(A run of records)

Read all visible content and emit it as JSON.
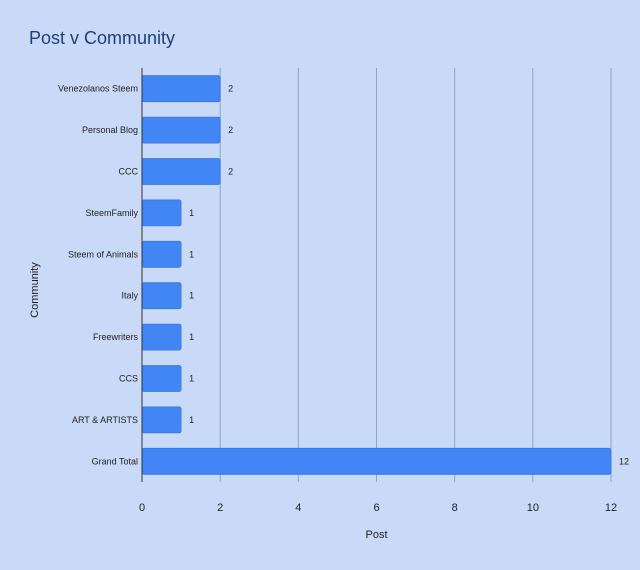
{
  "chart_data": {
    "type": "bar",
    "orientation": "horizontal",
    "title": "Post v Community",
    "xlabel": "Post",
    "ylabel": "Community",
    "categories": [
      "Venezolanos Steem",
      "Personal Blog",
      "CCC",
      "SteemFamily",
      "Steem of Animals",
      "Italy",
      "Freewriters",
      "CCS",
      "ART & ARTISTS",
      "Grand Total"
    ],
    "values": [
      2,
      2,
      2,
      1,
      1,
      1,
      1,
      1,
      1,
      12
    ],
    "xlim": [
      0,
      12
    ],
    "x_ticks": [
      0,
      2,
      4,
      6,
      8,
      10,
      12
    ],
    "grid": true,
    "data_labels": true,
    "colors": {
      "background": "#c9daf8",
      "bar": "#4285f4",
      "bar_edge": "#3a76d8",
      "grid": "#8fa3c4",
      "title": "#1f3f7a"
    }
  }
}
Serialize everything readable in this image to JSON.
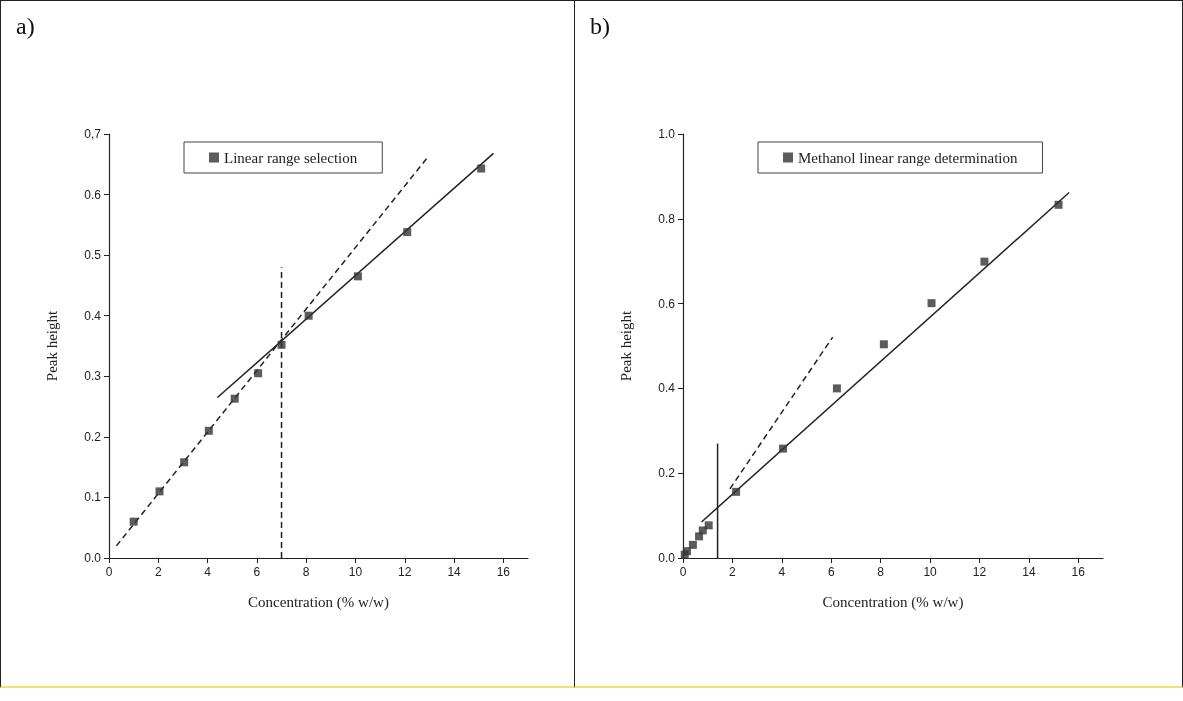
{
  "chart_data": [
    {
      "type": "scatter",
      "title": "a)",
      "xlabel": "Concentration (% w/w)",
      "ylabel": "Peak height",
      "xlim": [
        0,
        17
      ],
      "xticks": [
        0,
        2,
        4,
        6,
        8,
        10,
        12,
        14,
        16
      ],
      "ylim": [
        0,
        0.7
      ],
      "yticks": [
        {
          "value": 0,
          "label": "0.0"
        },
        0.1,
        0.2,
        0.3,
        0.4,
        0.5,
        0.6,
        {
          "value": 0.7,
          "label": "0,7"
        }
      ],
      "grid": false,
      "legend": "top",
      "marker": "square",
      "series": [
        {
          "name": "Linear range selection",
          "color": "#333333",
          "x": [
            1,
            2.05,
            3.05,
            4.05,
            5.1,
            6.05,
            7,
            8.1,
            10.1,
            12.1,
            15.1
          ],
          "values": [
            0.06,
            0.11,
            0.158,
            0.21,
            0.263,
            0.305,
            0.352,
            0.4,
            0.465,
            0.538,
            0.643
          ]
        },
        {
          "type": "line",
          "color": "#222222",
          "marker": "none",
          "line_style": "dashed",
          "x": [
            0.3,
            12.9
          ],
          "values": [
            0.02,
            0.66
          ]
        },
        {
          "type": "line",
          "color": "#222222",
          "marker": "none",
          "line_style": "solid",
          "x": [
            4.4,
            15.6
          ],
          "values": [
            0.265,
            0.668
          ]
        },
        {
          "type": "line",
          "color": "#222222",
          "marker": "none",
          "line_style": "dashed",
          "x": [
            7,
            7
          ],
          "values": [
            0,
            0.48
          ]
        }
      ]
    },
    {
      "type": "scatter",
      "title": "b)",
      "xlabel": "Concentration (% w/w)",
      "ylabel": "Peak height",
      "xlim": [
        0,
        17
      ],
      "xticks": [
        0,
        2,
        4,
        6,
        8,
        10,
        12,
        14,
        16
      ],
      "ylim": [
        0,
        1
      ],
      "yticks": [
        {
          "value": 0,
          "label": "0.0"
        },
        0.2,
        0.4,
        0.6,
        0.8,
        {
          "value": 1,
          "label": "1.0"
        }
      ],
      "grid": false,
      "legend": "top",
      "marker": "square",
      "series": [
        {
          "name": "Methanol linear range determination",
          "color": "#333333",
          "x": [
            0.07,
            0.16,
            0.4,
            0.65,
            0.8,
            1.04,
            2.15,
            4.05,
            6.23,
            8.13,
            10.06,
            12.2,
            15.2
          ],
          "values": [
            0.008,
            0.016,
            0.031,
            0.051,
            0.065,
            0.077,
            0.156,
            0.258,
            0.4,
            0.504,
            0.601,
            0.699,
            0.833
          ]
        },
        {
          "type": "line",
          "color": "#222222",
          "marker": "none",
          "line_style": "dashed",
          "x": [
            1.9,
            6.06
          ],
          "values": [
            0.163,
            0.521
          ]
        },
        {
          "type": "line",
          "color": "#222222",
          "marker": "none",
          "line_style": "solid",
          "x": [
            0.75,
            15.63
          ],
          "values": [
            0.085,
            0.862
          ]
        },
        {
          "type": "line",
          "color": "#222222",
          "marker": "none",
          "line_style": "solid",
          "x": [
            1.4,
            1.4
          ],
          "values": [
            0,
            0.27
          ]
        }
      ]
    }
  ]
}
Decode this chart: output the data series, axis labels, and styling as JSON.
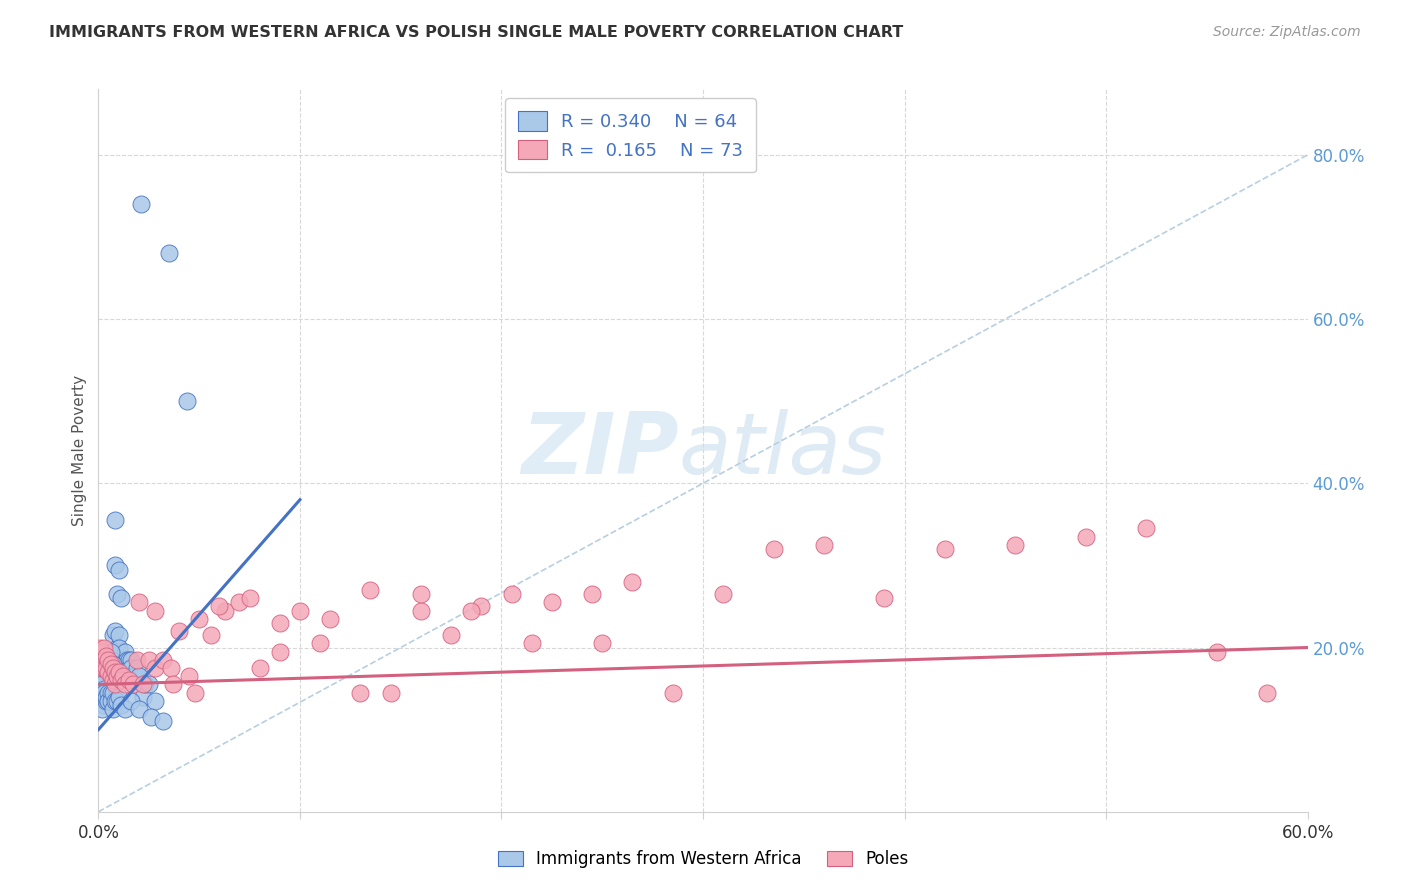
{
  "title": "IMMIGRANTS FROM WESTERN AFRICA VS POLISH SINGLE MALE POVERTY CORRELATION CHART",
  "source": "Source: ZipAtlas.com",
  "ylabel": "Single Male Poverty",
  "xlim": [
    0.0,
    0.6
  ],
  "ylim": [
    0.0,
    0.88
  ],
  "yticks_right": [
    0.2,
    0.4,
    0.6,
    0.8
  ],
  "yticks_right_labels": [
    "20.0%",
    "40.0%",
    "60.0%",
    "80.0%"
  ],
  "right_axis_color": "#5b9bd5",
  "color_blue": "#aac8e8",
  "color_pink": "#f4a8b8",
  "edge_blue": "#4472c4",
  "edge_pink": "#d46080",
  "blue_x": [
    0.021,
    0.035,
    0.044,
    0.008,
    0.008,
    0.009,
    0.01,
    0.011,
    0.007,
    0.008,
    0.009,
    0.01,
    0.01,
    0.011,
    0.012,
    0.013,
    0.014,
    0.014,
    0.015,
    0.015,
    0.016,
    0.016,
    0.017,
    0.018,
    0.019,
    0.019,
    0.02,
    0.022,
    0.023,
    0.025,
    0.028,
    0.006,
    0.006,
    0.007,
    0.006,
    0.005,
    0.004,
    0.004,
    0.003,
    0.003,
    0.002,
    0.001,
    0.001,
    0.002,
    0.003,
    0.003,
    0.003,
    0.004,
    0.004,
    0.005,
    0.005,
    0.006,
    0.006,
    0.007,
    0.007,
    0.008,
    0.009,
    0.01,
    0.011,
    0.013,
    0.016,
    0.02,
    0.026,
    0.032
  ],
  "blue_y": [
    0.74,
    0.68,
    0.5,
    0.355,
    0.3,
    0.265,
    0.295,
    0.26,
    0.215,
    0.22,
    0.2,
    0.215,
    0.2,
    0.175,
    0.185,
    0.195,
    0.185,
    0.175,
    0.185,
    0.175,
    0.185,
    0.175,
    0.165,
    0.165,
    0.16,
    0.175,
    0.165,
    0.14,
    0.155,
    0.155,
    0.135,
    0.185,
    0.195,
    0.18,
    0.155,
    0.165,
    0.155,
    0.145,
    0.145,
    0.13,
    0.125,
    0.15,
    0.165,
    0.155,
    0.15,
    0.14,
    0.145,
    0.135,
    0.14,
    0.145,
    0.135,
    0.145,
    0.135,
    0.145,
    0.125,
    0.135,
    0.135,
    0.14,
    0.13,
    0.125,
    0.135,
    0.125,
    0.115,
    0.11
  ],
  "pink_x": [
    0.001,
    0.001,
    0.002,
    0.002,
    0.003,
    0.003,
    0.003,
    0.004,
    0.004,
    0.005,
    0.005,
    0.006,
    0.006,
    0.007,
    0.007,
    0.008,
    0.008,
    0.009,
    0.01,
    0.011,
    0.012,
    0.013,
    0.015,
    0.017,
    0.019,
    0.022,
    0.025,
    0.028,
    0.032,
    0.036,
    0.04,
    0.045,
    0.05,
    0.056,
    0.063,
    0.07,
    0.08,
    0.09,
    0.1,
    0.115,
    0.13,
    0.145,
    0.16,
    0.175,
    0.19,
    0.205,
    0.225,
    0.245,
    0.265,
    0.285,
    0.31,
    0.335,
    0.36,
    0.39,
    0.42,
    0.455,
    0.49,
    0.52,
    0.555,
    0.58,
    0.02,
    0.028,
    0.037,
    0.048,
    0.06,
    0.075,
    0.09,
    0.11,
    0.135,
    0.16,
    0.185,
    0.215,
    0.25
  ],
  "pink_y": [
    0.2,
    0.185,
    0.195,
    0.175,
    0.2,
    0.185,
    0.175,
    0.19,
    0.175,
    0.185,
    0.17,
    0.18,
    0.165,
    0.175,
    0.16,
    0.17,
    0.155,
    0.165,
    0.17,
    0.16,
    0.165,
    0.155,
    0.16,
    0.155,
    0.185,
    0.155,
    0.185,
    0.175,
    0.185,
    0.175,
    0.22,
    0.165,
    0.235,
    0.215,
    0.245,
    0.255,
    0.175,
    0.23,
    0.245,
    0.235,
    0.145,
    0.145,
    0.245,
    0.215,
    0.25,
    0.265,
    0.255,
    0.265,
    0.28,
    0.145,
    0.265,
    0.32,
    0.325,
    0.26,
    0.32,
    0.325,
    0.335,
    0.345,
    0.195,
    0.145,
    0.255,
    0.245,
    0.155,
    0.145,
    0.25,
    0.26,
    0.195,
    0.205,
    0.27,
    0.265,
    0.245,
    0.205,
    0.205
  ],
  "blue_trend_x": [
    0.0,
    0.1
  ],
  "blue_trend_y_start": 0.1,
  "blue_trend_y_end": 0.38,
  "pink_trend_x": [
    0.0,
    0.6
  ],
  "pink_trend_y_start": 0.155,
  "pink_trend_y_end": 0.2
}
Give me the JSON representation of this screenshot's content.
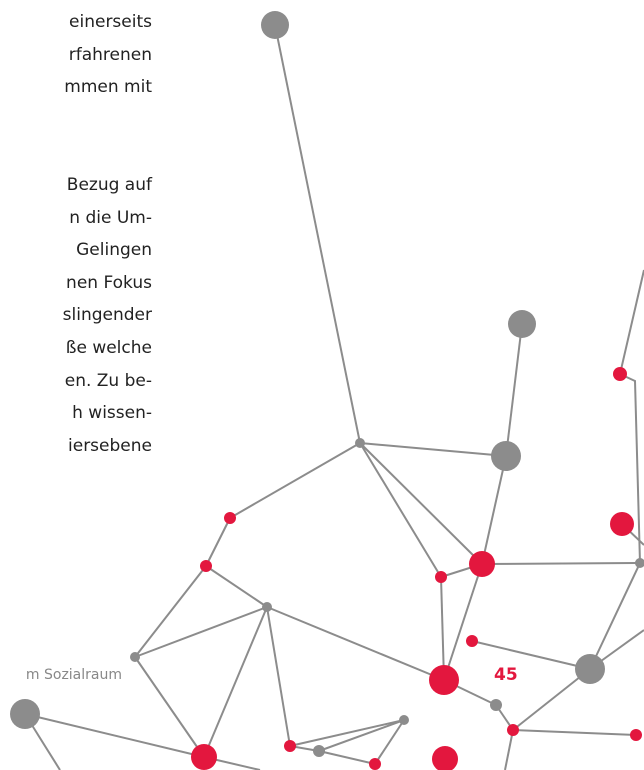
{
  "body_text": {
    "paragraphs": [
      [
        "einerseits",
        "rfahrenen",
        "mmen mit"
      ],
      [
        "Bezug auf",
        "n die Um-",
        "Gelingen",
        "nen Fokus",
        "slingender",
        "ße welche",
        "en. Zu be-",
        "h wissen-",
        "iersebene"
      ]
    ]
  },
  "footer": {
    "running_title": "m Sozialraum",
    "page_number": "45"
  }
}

● What you need to do
Collect the lines that hold "ylabel".

● Correct result
    "ylabel": "Community",
      "ylabel": "Peak height",
      "ylabel": "Peak height",
  "ylabel": "Single Male Poverty",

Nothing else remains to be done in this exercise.